# Start of RECORDS PROVIDED

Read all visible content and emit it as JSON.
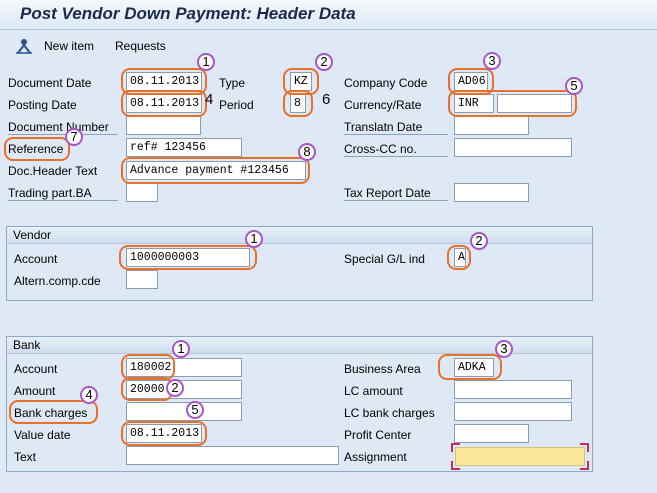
{
  "window": {
    "title": "Post Vendor Down Payment: Header Data"
  },
  "toolbar": {
    "new_item": "New item",
    "requests": "Requests"
  },
  "header": {
    "document_date": {
      "label": "Document Date",
      "value": "08.11.2013"
    },
    "type": {
      "label": "Type",
      "value": "KZ"
    },
    "company_code": {
      "label": "Company Code",
      "value": "AD06"
    },
    "posting_date": {
      "label": "Posting Date",
      "value": "08.11.2013"
    },
    "period": {
      "label": "Period",
      "value": "8"
    },
    "currency_rate": {
      "label": "Currency/Rate",
      "value": "INR",
      "rate": ""
    },
    "document_number": {
      "label": "Document Number",
      "value": ""
    },
    "translatn_date": {
      "label": "Translatn Date",
      "value": ""
    },
    "reference": {
      "label": "Reference",
      "value": "ref# 123456"
    },
    "cross_cc": {
      "label": "Cross-CC no.",
      "value": ""
    },
    "doc_header_text": {
      "label": "Doc.Header Text",
      "value": "Advance payment #123456"
    },
    "trading_part": {
      "label": "Trading part.BA",
      "value": ""
    },
    "tax_report_date": {
      "label": "Tax Report Date",
      "value": ""
    }
  },
  "vendor": {
    "title": "Vendor",
    "account": {
      "label": "Account",
      "value": "1000000003"
    },
    "special_gl": {
      "label": "Special G/L ind",
      "value": "A"
    },
    "altern_comp": {
      "label": "Altern.comp.cde",
      "value": ""
    }
  },
  "bank": {
    "title": "Bank",
    "account": {
      "label": "Account",
      "value": "180002"
    },
    "business_area": {
      "label": "Business Area",
      "value": "ADKA"
    },
    "amount": {
      "label": "Amount",
      "value": "20000"
    },
    "lc_amount": {
      "label": "LC amount",
      "value": ""
    },
    "bank_charges": {
      "label": "Bank charges",
      "value": ""
    },
    "lc_bank_charges": {
      "label": "LC bank charges",
      "value": ""
    },
    "value_date": {
      "label": "Value date",
      "value": "08.11.2013"
    },
    "profit_center": {
      "label": "Profit Center",
      "value": ""
    },
    "text": {
      "label": "Text",
      "value": ""
    },
    "assignment": {
      "label": "Assignment",
      "value": ""
    }
  },
  "annotations": {
    "header": [
      "1",
      "2",
      "3",
      "4",
      "5",
      "6",
      "7",
      "8"
    ],
    "vendor": [
      "1",
      "2"
    ],
    "bank": [
      "1",
      "2",
      "3",
      "4",
      "5"
    ]
  },
  "colors": {
    "highlight_ring": "#e8702d",
    "badge_border": "#a855c8",
    "required_field": "#fbe89b",
    "background": "#dfe9f5"
  }
}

# End of RECORDS PROVIDED

◆ REQUIREMENT
Return every line of the records exactly as given, pictures excluded.

◆ PROBLEM SOLUTION
Read all visible content and emit it as JSON.
{
  "window": {
    "title": "Post Vendor Down Payment: Header Data"
  },
  "toolbar": {
    "new_item": "New item",
    "requests": "Requests"
  },
  "header": {
    "document_date": {
      "label": "Document Date",
      "value": "08.11.2013"
    },
    "type": {
      "label": "Type",
      "value": "KZ"
    },
    "company_code": {
      "label": "Company Code",
      "value": "AD06"
    },
    "posting_date": {
      "label": "Posting Date",
      "value": "08.11.2013"
    },
    "period": {
      "label": "Period",
      "value": "8"
    },
    "currency_rate": {
      "label": "Currency/Rate",
      "value": "INR",
      "rate": ""
    },
    "document_number": {
      "label": "Document Number",
      "value": ""
    },
    "translatn_date": {
      "label": "Translatn Date",
      "value": ""
    },
    "reference": {
      "label": "Reference",
      "value": "ref# 123456"
    },
    "cross_cc": {
      "label": "Cross-CC no.",
      "value": ""
    },
    "doc_header_text": {
      "label": "Doc.Header Text",
      "value": "Advance payment #123456"
    },
    "trading_part": {
      "label": "Trading part.BA",
      "value": ""
    },
    "tax_report_date": {
      "label": "Tax Report Date",
      "value": ""
    }
  },
  "vendor": {
    "title": "Vendor",
    "account": {
      "label": "Account",
      "value": "1000000003"
    },
    "special_gl": {
      "label": "Special G/L ind",
      "value": "A"
    },
    "altern_comp": {
      "label": "Altern.comp.cde",
      "value": ""
    }
  },
  "bank": {
    "title": "Bank",
    "account": {
      "label": "Account",
      "value": "180002"
    },
    "business_area": {
      "label": "Business Area",
      "value": "ADKA"
    },
    "amount": {
      "label": "Amount",
      "value": "20000"
    },
    "lc_amount": {
      "label": "LC amount",
      "value": ""
    },
    "bank_charges": {
      "label": "Bank charges",
      "value": ""
    },
    "lc_bank_charges": {
      "label": "LC bank charges",
      "value": ""
    },
    "value_date": {
      "label": "Value date",
      "value": "08.11.2013"
    },
    "profit_center": {
      "label": "Profit Center",
      "value": ""
    },
    "text": {
      "label": "Text",
      "value": ""
    },
    "assignment": {
      "label": "Assignment",
      "value": ""
    }
  },
  "annotations": {
    "header": [
      "1",
      "2",
      "3",
      "4",
      "5",
      "6",
      "7",
      "8"
    ],
    "vendor": [
      "1",
      "2"
    ],
    "bank": [
      "1",
      "2",
      "3",
      "4",
      "5"
    ]
  },
  "colors": {
    "highlight_ring": "#e8702d",
    "badge_border": "#a855c8",
    "required_field": "#fbe89b",
    "background": "#dfe9f5"
  }
}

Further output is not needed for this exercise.